■ EXERCISE REQUIREMENTS
Reproduce the following material line for line, with no changes.

▶

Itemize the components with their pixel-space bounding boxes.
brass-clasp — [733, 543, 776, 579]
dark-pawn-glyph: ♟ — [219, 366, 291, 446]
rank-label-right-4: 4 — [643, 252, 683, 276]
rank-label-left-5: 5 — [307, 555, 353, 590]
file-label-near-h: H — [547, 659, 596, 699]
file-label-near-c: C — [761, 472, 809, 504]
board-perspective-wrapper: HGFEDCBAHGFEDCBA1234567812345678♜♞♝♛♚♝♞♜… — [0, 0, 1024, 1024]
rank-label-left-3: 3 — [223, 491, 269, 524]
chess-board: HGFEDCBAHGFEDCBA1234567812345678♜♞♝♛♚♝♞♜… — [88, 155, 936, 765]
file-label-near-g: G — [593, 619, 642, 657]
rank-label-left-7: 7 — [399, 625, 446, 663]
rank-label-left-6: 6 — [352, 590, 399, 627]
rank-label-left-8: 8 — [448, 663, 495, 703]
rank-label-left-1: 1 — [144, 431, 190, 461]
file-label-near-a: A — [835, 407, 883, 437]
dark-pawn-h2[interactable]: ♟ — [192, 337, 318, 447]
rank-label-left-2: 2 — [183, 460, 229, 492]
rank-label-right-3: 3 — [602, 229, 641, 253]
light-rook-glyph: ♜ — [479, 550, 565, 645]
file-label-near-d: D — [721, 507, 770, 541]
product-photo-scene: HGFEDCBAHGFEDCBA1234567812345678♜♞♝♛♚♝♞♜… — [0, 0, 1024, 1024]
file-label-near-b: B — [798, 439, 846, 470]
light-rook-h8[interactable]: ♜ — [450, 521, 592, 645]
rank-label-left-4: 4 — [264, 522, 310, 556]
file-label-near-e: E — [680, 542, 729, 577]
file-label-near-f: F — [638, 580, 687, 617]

◀

■ FULL RESPONSE
Itemize the components with their pixel-space bounding boxes.
brass-clasp — [733, 543, 776, 579]
dark-pawn-glyph: ♟ — [219, 366, 291, 446]
rank-label-right-4: 4 — [643, 252, 683, 276]
rank-label-left-5: 5 — [307, 555, 353, 590]
file-label-near-h: H — [547, 659, 596, 699]
file-label-near-c: C — [761, 472, 809, 504]
board-perspective-wrapper: HGFEDCBAHGFEDCBA1234567812345678♜♞♝♛♚♝♞♜… — [0, 0, 1024, 1024]
rank-label-left-3: 3 — [223, 491, 269, 524]
chess-board: HGFEDCBAHGFEDCBA1234567812345678♜♞♝♛♚♝♞♜… — [88, 155, 936, 765]
file-label-near-g: G — [593, 619, 642, 657]
rank-label-left-7: 7 — [399, 625, 446, 663]
rank-label-left-6: 6 — [352, 590, 399, 627]
rank-label-left-8: 8 — [448, 663, 495, 703]
rank-label-left-1: 1 — [144, 431, 190, 461]
file-label-near-a: A — [835, 407, 883, 437]
dark-pawn-h2[interactable]: ♟ — [192, 337, 318, 447]
rank-label-left-2: 2 — [183, 460, 229, 492]
rank-label-right-3: 3 — [602, 229, 641, 253]
light-rook-glyph: ♜ — [479, 550, 565, 645]
file-label-near-d: D — [721, 507, 770, 541]
product-photo-scene: HGFEDCBAHGFEDCBA1234567812345678♜♞♝♛♚♝♞♜… — [0, 0, 1024, 1024]
file-label-near-b: B — [798, 439, 846, 470]
light-rook-h8[interactable]: ♜ — [450, 521, 592, 645]
rank-label-left-4: 4 — [264, 522, 310, 556]
file-label-near-e: E — [680, 542, 729, 577]
file-label-near-f: F — [638, 580, 687, 617]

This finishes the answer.